> _What the exercise asks_: Copy every line of the records below, character for character, with nothing changed or left out.

── Dataset rows

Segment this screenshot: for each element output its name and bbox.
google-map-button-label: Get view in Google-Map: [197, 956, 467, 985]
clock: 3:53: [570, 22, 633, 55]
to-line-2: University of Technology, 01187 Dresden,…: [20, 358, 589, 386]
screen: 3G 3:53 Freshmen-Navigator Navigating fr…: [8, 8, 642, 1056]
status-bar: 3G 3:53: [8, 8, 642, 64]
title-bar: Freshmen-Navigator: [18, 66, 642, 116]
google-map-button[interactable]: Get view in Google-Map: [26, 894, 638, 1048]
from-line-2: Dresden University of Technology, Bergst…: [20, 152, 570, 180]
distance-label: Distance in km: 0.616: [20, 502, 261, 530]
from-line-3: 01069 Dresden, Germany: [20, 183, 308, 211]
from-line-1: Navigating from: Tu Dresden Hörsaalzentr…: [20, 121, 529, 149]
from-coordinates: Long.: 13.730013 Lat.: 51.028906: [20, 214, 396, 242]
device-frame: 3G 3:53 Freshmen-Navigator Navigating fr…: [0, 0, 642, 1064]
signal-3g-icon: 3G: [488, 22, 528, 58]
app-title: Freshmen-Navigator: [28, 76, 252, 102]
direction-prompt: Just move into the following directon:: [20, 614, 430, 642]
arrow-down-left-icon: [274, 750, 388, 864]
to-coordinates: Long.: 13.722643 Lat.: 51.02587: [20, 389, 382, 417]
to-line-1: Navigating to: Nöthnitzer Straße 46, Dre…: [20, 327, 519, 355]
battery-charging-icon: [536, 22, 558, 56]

────

> _Response to this exercise_:
Segment this screenshot: for each element output its name and bbox.
google-map-button-label: Get view in Google-Map: [197, 956, 467, 985]
clock: 3:53: [570, 22, 633, 55]
to-line-2: University of Technology, 01187 Dresden,…: [20, 358, 589, 386]
screen: 3G 3:53 Freshmen-Navigator Navigating fr…: [8, 8, 642, 1056]
status-bar: 3G 3:53: [8, 8, 642, 64]
title-bar: Freshmen-Navigator: [18, 66, 642, 116]
google-map-button[interactable]: Get view in Google-Map: [26, 894, 638, 1048]
from-line-2: Dresden University of Technology, Bergst…: [20, 152, 570, 180]
distance-label: Distance in km: 0.616: [20, 502, 261, 530]
from-line-3: 01069 Dresden, Germany: [20, 183, 308, 211]
from-line-1: Navigating from: Tu Dresden Hörsaalzentr…: [20, 121, 529, 149]
from-coordinates: Long.: 13.730013 Lat.: 51.028906: [20, 214, 396, 242]
device-frame: 3G 3:53 Freshmen-Navigator Navigating fr…: [0, 0, 642, 1064]
signal-3g-icon: 3G: [488, 22, 528, 58]
app-title: Freshmen-Navigator: [28, 76, 252, 102]
direction-prompt: Just move into the following directon:: [20, 614, 430, 642]
arrow-down-left-icon: [274, 750, 388, 864]
to-coordinates: Long.: 13.722643 Lat.: 51.02587: [20, 389, 382, 417]
to-line-1: Navigating to: Nöthnitzer Straße 46, Dre…: [20, 327, 519, 355]
battery-charging-icon: [536, 22, 558, 56]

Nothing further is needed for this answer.